▸ What you have to do:
Find the word "commercial" in the listing; pull out each line holding it.

───── Entries shown

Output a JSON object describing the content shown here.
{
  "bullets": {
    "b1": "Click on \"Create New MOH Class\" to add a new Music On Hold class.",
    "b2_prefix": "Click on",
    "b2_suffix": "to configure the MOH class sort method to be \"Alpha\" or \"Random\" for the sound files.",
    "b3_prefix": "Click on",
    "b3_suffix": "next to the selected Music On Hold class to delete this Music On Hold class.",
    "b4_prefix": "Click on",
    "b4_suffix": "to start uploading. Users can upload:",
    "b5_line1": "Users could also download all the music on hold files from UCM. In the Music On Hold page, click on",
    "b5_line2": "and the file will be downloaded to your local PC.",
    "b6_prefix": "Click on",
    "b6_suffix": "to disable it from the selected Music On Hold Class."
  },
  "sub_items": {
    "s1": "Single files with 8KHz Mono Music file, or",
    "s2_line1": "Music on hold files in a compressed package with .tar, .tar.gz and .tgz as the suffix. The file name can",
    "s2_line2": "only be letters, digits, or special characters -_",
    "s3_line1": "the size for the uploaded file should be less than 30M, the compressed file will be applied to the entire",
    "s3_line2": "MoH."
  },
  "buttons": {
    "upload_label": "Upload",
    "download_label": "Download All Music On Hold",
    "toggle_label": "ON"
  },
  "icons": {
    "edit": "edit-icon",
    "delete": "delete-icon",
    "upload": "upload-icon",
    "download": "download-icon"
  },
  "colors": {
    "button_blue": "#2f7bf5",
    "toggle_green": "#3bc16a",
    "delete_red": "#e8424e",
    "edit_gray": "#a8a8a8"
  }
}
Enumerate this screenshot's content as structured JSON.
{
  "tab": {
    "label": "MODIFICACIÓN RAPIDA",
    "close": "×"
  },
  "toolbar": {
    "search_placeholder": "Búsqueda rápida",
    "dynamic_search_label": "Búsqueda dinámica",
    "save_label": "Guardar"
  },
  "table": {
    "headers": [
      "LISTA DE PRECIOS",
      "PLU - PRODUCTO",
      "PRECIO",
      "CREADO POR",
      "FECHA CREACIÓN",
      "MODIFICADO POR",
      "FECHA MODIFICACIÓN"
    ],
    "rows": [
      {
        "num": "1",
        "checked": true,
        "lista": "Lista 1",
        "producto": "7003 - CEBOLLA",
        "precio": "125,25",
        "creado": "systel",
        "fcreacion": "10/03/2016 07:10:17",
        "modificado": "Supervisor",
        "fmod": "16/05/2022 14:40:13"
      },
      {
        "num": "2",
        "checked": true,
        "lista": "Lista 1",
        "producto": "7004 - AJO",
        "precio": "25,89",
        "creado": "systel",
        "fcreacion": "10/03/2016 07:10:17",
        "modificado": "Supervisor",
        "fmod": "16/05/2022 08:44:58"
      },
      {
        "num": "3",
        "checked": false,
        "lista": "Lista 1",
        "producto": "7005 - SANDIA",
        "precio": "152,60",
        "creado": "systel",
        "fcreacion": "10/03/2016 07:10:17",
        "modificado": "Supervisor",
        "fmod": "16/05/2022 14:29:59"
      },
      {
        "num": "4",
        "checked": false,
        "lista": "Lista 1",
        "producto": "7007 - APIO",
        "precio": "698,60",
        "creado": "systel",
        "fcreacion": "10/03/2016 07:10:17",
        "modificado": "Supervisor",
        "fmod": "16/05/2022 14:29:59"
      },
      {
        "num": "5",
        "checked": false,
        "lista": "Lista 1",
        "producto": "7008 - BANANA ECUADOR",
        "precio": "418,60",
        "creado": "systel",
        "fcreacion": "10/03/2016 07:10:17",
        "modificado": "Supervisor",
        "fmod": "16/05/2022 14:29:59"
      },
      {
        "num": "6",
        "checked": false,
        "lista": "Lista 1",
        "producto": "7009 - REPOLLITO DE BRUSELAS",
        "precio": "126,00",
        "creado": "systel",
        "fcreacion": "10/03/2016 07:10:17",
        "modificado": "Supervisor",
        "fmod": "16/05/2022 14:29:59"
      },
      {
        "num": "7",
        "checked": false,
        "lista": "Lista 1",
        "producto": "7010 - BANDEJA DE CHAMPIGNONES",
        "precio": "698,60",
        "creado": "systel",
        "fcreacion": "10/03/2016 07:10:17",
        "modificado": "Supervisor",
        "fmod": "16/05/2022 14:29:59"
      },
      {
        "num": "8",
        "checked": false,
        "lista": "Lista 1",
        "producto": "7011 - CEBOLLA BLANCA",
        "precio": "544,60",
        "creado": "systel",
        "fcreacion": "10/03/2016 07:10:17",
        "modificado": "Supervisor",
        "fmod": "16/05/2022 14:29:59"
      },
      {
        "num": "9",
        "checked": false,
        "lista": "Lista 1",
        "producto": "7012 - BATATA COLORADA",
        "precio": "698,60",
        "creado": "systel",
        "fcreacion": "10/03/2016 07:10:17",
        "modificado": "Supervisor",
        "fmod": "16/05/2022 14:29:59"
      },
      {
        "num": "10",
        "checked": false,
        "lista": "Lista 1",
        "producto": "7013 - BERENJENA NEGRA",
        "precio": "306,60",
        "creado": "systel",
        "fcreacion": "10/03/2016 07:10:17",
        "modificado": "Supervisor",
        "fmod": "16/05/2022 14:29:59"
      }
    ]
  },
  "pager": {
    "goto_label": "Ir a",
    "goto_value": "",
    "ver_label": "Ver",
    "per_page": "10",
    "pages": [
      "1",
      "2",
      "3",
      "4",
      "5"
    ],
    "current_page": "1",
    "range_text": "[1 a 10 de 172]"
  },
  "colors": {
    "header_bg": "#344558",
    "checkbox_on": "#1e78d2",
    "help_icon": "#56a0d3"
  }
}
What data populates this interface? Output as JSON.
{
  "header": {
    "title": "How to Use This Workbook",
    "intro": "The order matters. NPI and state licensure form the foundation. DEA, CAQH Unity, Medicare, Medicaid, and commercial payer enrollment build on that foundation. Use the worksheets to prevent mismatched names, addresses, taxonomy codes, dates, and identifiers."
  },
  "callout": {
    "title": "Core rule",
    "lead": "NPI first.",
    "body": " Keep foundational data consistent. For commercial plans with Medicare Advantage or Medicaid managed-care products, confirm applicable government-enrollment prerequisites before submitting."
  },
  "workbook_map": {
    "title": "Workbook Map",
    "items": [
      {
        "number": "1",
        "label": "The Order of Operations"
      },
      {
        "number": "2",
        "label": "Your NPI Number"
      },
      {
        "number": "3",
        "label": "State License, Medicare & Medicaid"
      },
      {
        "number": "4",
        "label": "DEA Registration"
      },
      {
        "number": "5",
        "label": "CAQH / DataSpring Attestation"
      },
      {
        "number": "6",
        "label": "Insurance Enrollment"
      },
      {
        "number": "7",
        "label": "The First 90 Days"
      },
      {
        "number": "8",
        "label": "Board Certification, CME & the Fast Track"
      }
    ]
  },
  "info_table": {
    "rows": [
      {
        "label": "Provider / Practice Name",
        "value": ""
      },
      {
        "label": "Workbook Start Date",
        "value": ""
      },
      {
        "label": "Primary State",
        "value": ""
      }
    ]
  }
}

──────────

▸ Expected output:
    "intro": "The order matters. NPI and state licensure form the foundation. DEA, CAQH Unity, Medicare, Medicaid, and commercial payer enrollment build on that foundation. Use the worksheets to prevent mismatched names, addresses, taxonomy codes, dates, and identifiers."
    "body": " Keep foundational data consistent. For commercial plans with Medicare Advantage or Medicaid managed-care products, confirm applicable government-enrollment prerequisites before submitting."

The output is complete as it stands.